### [Records for this exercise]
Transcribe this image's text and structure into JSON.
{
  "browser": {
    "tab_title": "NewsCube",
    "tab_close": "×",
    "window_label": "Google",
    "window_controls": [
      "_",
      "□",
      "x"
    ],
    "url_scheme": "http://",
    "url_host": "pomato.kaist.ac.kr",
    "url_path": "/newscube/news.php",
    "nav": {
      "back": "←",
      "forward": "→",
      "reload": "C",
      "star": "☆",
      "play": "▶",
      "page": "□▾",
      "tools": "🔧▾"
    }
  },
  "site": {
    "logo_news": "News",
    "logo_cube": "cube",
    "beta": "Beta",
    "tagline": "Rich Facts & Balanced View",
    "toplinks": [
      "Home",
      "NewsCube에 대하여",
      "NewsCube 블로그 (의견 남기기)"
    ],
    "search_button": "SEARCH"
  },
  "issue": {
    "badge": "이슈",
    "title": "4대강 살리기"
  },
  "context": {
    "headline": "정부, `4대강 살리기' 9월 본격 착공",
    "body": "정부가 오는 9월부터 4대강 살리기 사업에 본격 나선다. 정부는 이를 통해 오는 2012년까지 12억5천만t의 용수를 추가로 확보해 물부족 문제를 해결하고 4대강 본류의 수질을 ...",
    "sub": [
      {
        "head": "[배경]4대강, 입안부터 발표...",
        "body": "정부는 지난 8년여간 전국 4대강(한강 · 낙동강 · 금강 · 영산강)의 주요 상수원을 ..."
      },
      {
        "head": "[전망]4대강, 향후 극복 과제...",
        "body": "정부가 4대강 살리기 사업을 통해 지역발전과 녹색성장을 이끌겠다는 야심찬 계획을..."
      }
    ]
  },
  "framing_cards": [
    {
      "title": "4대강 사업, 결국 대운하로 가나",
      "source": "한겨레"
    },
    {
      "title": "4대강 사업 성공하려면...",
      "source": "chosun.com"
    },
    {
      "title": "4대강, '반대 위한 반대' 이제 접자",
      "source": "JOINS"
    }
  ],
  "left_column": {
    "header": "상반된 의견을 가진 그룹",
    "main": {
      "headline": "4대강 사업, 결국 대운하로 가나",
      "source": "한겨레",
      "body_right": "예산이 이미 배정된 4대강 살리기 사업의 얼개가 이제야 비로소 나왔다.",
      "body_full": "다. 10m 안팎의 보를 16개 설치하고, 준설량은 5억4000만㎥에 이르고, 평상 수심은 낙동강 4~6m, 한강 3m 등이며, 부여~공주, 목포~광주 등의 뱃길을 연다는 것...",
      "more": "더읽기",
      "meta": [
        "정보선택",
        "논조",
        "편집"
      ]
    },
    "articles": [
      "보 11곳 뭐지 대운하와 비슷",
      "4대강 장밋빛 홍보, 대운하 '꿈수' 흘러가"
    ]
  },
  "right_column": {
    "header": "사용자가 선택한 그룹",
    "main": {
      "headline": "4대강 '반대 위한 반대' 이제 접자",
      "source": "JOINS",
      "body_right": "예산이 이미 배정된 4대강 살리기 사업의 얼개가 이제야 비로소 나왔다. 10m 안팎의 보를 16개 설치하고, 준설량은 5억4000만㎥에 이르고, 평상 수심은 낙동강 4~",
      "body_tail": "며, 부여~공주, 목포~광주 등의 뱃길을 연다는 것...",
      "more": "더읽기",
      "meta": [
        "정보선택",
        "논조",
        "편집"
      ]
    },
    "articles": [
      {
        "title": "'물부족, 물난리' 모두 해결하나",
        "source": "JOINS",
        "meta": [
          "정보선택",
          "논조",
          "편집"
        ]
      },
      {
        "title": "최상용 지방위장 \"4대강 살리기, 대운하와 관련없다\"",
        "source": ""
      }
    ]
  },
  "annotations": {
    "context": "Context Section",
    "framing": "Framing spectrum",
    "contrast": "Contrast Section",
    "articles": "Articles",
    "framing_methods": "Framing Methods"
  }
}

### [Written instruction]
Recite the full listing above exactly.

### [Correct answer]
Transcribe this image's text and structure into JSON.
{
  "browser": {
    "tab_title": "NewsCube",
    "tab_close": "×",
    "window_label": "Google",
    "window_controls": [
      "_",
      "□",
      "x"
    ],
    "url_scheme": "http://",
    "url_host": "pomato.kaist.ac.kr",
    "url_path": "/newscube/news.php",
    "nav": {
      "back": "←",
      "forward": "→",
      "reload": "C",
      "star": "☆",
      "play": "▶",
      "page": "□▾",
      "tools": "🔧▾"
    }
  },
  "site": {
    "logo_news": "News",
    "logo_cube": "cube",
    "beta": "Beta",
    "tagline": "Rich Facts & Balanced View",
    "toplinks": [
      "Home",
      "NewsCube에 대하여",
      "NewsCube 블로그 (의견 남기기)"
    ],
    "search_button": "SEARCH"
  },
  "issue": {
    "badge": "이슈",
    "title": "4대강 살리기"
  },
  "context": {
    "headline": "정부, `4대강 살리기' 9월 본격 착공",
    "body": "정부가 오는 9월부터 4대강 살리기 사업에 본격 나선다. 정부는 이를 통해 오는 2012년까지 12억5천만t의 용수를 추가로 확보해 물부족 문제를 해결하고 4대강 본류의 수질을 ...",
    "sub": [
      {
        "head": "[배경]4대강, 입안부터 발표...",
        "body": "정부는 지난 8년여간 전국 4대강(한강 · 낙동강 · 금강 · 영산강)의 주요 상수원을 ..."
      },
      {
        "head": "[전망]4대강, 향후 극복 과제...",
        "body": "정부가 4대강 살리기 사업을 통해 지역발전과 녹색성장을 이끌겠다는 야심찬 계획을..."
      }
    ]
  },
  "framing_cards": [
    {
      "title": "4대강 사업, 결국 대운하로 가나",
      "source": "한겨레"
    },
    {
      "title": "4대강 사업 성공하려면...",
      "source": "chosun.com"
    },
    {
      "title": "4대강, '반대 위한 반대' 이제 접자",
      "source": "JOINS"
    }
  ],
  "left_column": {
    "header": "상반된 의견을 가진 그룹",
    "main": {
      "headline": "4대강 사업, 결국 대운하로 가나",
      "source": "한겨레",
      "body_right": "예산이 이미 배정된 4대강 살리기 사업의 얼개가 이제야 비로소 나왔다.",
      "body_full": "다. 10m 안팎의 보를 16개 설치하고, 준설량은 5억4000만㎥에 이르고, 평상 수심은 낙동강 4~6m, 한강 3m 등이며, 부여~공주, 목포~광주 등의 뱃길을 연다는 것...",
      "more": "더읽기",
      "meta": [
        "정보선택",
        "논조",
        "편집"
      ]
    },
    "articles": [
      "보 11곳 뭐지 대운하와 비슷",
      "4대강 장밋빛 홍보, 대운하 '꿈수' 흘러가"
    ]
  },
  "right_column": {
    "header": "사용자가 선택한 그룹",
    "main": {
      "headline": "4대강 '반대 위한 반대' 이제 접자",
      "source": "JOINS",
      "body_right": "예산이 이미 배정된 4대강 살리기 사업의 얼개가 이제야 비로소 나왔다. 10m 안팎의 보를 16개 설치하고, 준설량은 5억4000만㎥에 이르고, 평상 수심은 낙동강 4~",
      "body_tail": "며, 부여~공주, 목포~광주 등의 뱃길을 연다는 것...",
      "more": "더읽기",
      "meta": [
        "정보선택",
        "논조",
        "편집"
      ]
    },
    "articles": [
      {
        "title": "'물부족, 물난리' 모두 해결하나",
        "source": "JOINS",
        "meta": [
          "정보선택",
          "논조",
          "편집"
        ]
      },
      {
        "title": "최상용 지방위장 \"4대강 살리기, 대운하와 관련없다\"",
        "source": ""
      }
    ]
  },
  "annotations": {
    "context": "Context Section",
    "framing": "Framing spectrum",
    "contrast": "Contrast Section",
    "articles": "Articles",
    "framing_methods": "Framing Methods"
  }
}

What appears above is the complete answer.